(Entries taken from a collection)
-- START --
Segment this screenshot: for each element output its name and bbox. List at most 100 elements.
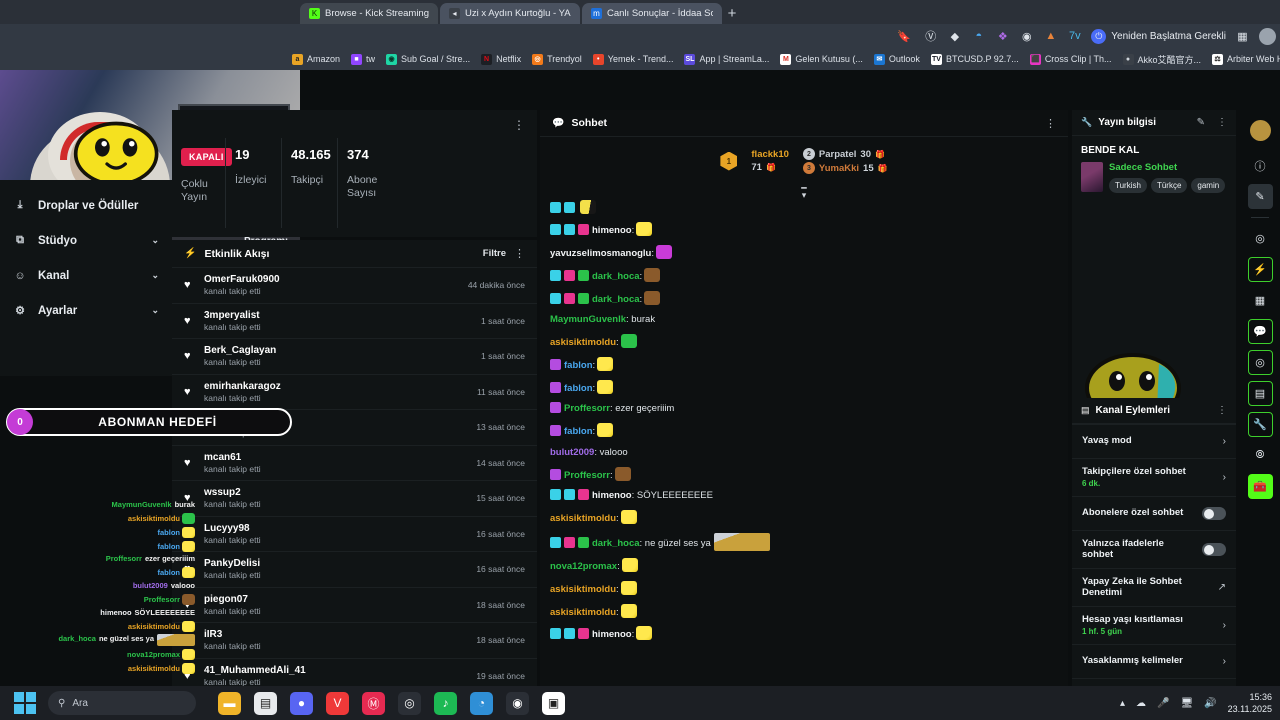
activity-bolt-icon[interactable]: ⚡ bbox=[1247, 257, 1273, 282]
chat-username[interactable]: dark_hoca bbox=[592, 293, 640, 305]
browser-tab-1[interactable]: ◂ Uzi x Aydın Kurtoğlu - YAK bbox=[440, 3, 581, 24]
volume-icon[interactable]: 🔊 bbox=[1204, 697, 1217, 709]
channel-action-1[interactable]: Takipçilere özel sohbet 6 dk. › bbox=[1072, 458, 1236, 496]
chevron-down-icon[interactable]: ⌄ bbox=[151, 270, 159, 280]
chat-message[interactable]: fablon: bbox=[550, 353, 1058, 376]
table-row[interactable]: ♥ Berk_Caglayan kanalı takip etti 1 saat ön… bbox=[172, 338, 537, 374]
table-row[interactable]: ♥ 3mperyalist kanalı takip etti 1 saat önce bbox=[172, 302, 537, 339]
chat-username[interactable]: askisiktimoldu bbox=[550, 606, 616, 618]
extensions-icon[interactable]: ▦ bbox=[1237, 30, 1248, 43]
chat-message[interactable]: dark_hoca: ne güzel ses ya bbox=[550, 529, 1058, 554]
camera-icon[interactable]: ◎ bbox=[1255, 233, 1265, 245]
chat-username[interactable]: Proffesorr bbox=[564, 403, 610, 415]
profile-avatar[interactable] bbox=[1259, 27, 1276, 45]
chat-message[interactable] bbox=[550, 196, 1058, 219]
leaderboard-entry-0[interactable]: flackk10 bbox=[751, 149, 789, 160]
fox-icon[interactable]: ▲ bbox=[1045, 30, 1057, 42]
chat-message[interactable]: himenoo: bbox=[550, 219, 1058, 242]
channel-action-6[interactable]: Yasaklanmış kelimeler › bbox=[1072, 644, 1236, 678]
chat-username[interactable]: himenoo bbox=[592, 490, 632, 502]
category-row[interactable]: Sadece Sohbet Turkish Türkçe gamin bbox=[1072, 162, 1236, 193]
edit-icon[interactable]: ✎ bbox=[1247, 184, 1273, 209]
external-link-icon[interactable]: ↗ bbox=[1217, 582, 1226, 593]
sidebar-item-ayarlar[interactable]: ⚙ Ayarlar ⌄ bbox=[0, 293, 172, 328]
feed-kebab-menu[interactable]: ⋮ bbox=[514, 248, 525, 260]
chat-username[interactable]: dark_hoca bbox=[592, 537, 640, 549]
chat-message[interactable]: fablon: bbox=[550, 420, 1058, 443]
chat-username[interactable]: askisiktimoldu bbox=[550, 583, 616, 595]
chat-message[interactable]: Proffesorr: bbox=[550, 463, 1058, 486]
toolbox-icon[interactable]: 🧰 bbox=[1247, 474, 1273, 499]
tray-expand-icon[interactable]: ▴ bbox=[1119, 697, 1125, 709]
chat-message[interactable]: Proffesorr: ezer geçeriiim bbox=[550, 399, 1058, 420]
chat-username[interactable]: askisiktimoldu bbox=[550, 337, 616, 349]
obs-icon[interactable]: ◉ bbox=[506, 691, 529, 715]
chevron-down-icon[interactable]: ⌄ bbox=[151, 305, 159, 315]
bookmark-icon[interactable]: 🔖 bbox=[897, 30, 911, 43]
stream-info-kebab-menu[interactable]: ⋮ bbox=[1217, 117, 1227, 128]
edge-icon[interactable]: ◔ bbox=[470, 691, 493, 715]
chat-username[interactable]: himenoo bbox=[592, 225, 632, 237]
channel-action-2[interactable]: Abonelere özel sohbet bbox=[1072, 496, 1236, 530]
chat-message[interactable]: dark_hoca: bbox=[550, 287, 1058, 310]
channel-action-0[interactable]: Yavaş mod › bbox=[1072, 424, 1236, 458]
restart-required-button[interactable]: ⏻ Yeniden Başlatma Gerekli bbox=[1091, 28, 1226, 44]
share-nodes-icon[interactable]: ⦾ bbox=[1255, 449, 1265, 461]
chat-username[interactable]: nova12promax bbox=[550, 560, 618, 572]
github-icon[interactable]: ◉ bbox=[1021, 30, 1032, 43]
onedrive-icon[interactable]: ☁ bbox=[1136, 697, 1146, 709]
channel-action-4[interactable]: Yapay Zeka ile Sohbet Denetimi ↗ bbox=[1072, 568, 1236, 606]
bookmark-2[interactable]: ◉ Sub Goal / Stre... bbox=[386, 53, 470, 65]
chat-message[interactable]: askisiktimoldu: bbox=[550, 600, 1058, 623]
sidebar-item-droplar-ve-d-ller[interactable]: ⤓ Droplar ve Ödüller bbox=[0, 188, 172, 223]
chat-message[interactable]: himenoo: bbox=[550, 623, 1058, 646]
chat-username[interactable]: bulut2009 bbox=[550, 446, 595, 458]
channel-actions-kebab-menu[interactable]: ⋮ bbox=[1217, 405, 1227, 416]
table-row[interactable]: ♥ wssup2 kanalı takip etti 15 saat önce bbox=[172, 480, 537, 516]
stream-tag-0[interactable]: Turkish bbox=[1109, 178, 1147, 193]
chevron-down-icon[interactable]: ⌄ bbox=[151, 235, 159, 245]
chat-username[interactable]: Proffesorr bbox=[564, 469, 610, 481]
streamlabs-icon[interactable]: ▣ bbox=[542, 691, 565, 715]
sidebar-item-kanal[interactable]: ☺ Kanal ⌄ bbox=[0, 258, 172, 293]
table-row[interactable]: ♥ emirhankaragoz kanalı takip etti 11 saat … bbox=[172, 373, 537, 410]
bookmark-6[interactable]: SL App | StreamLa... bbox=[684, 53, 769, 65]
table-row[interactable]: ♥ mcan61 kanalı takip etti 14 saat önce bbox=[172, 444, 537, 481]
bookmark-7[interactable]: M Gelen Kutusu (... bbox=[780, 53, 863, 65]
wrench-tools-icon[interactable]: 🔧 bbox=[1247, 412, 1273, 437]
chat-message[interactable]: askisiktimoldu: bbox=[550, 507, 1058, 530]
new-tab-button[interactable]: + bbox=[727, 5, 737, 22]
bookmark-5[interactable]: • Yemek - Trend... bbox=[592, 53, 673, 65]
leaderboard-entry-2[interactable]: 3 YumaKki 15 🎁 bbox=[802, 162, 888, 174]
bookmark-0[interactable]: a Amazon bbox=[292, 53, 340, 65]
stream-deck-icon[interactable]: ▤ bbox=[1247, 381, 1273, 406]
chat-message[interactable]: yavuzselimosmanoglu: bbox=[550, 242, 1058, 265]
stream-tag-1[interactable]: Türkçe bbox=[1150, 178, 1188, 193]
bookmark-8[interactable]: ✉ Outlook bbox=[873, 53, 920, 65]
microphone-tray-icon[interactable]: 🎤 bbox=[1157, 697, 1170, 709]
chat-message[interactable]: bulut2009: valooo bbox=[550, 442, 1058, 463]
chat-username[interactable]: yavuzselimosmanoglu bbox=[550, 248, 652, 260]
chevron-right-icon[interactable]: › bbox=[1222, 436, 1226, 447]
chat-username[interactable]: fablon bbox=[564, 359, 593, 371]
broadcast-icon[interactable]: ◎ bbox=[1247, 350, 1273, 375]
leaderboard-entry-1[interactable]: 2 Parpatel 30 🎁 bbox=[802, 148, 888, 160]
chat-username[interactable]: MaymunGuvenlk bbox=[550, 314, 627, 326]
channel-action-3[interactable]: Yalnızca ifadelerle sohbet bbox=[1072, 530, 1236, 568]
spotify-icon[interactable]: ♪ bbox=[434, 691, 457, 715]
bookmark-1[interactable]: ■ tw bbox=[351, 53, 375, 65]
explorer-icon[interactable]: ▬ bbox=[218, 691, 241, 715]
chat-message[interactable]: fablon: bbox=[550, 376, 1058, 399]
browser-tab-0[interactable]: K Browse - Kick Streaming bbox=[300, 3, 439, 24]
feather-icon[interactable]: ❖ bbox=[997, 30, 1008, 43]
chat-username[interactable]: himenoo bbox=[592, 629, 632, 641]
chat-kebab-menu[interactable]: ⋮ bbox=[1045, 117, 1056, 130]
leaderboard-collapse-row[interactable]: ━ ▾ bbox=[540, 183, 1068, 199]
chat-message[interactable]: nova12promax: bbox=[550, 554, 1058, 577]
table-row[interactable]: ♥ OmerFaruk0900 kanalı takip etti 44 dakika… bbox=[172, 267, 537, 303]
chat-message[interactable]: MaymunGuvenlk: burak bbox=[550, 310, 1058, 331]
chat-username[interactable]: fablon bbox=[564, 426, 593, 438]
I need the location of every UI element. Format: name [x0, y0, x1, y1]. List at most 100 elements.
-- END --
Can you transcribe the lines of the data between the one containing "activity-bolt-icon[interactable]: ⚡ bbox=[1247, 257, 1273, 282]" and the one containing "chat-message[interactable]: fablon: bbox=[550, 353, 1058, 376]", inclusive, reproducing each line exactly?

activity-bolt-icon[interactable]: ⚡ bbox=[1247, 257, 1273, 282]
chat-username[interactable]: dark_hoca bbox=[592, 293, 640, 305]
browser-tab-1[interactable]: ◂ Uzi x Aydın Kurtoğlu - YAK bbox=[440, 3, 581, 24]
volume-icon[interactable]: 🔊 bbox=[1204, 697, 1217, 709]
channel-action-1[interactable]: Takipçilere özel sohbet 6 dk. › bbox=[1072, 458, 1236, 496]
chevron-down-icon[interactable]: ⌄ bbox=[151, 270, 159, 280]
chat-message[interactable]: fablon: bbox=[550, 353, 1058, 376]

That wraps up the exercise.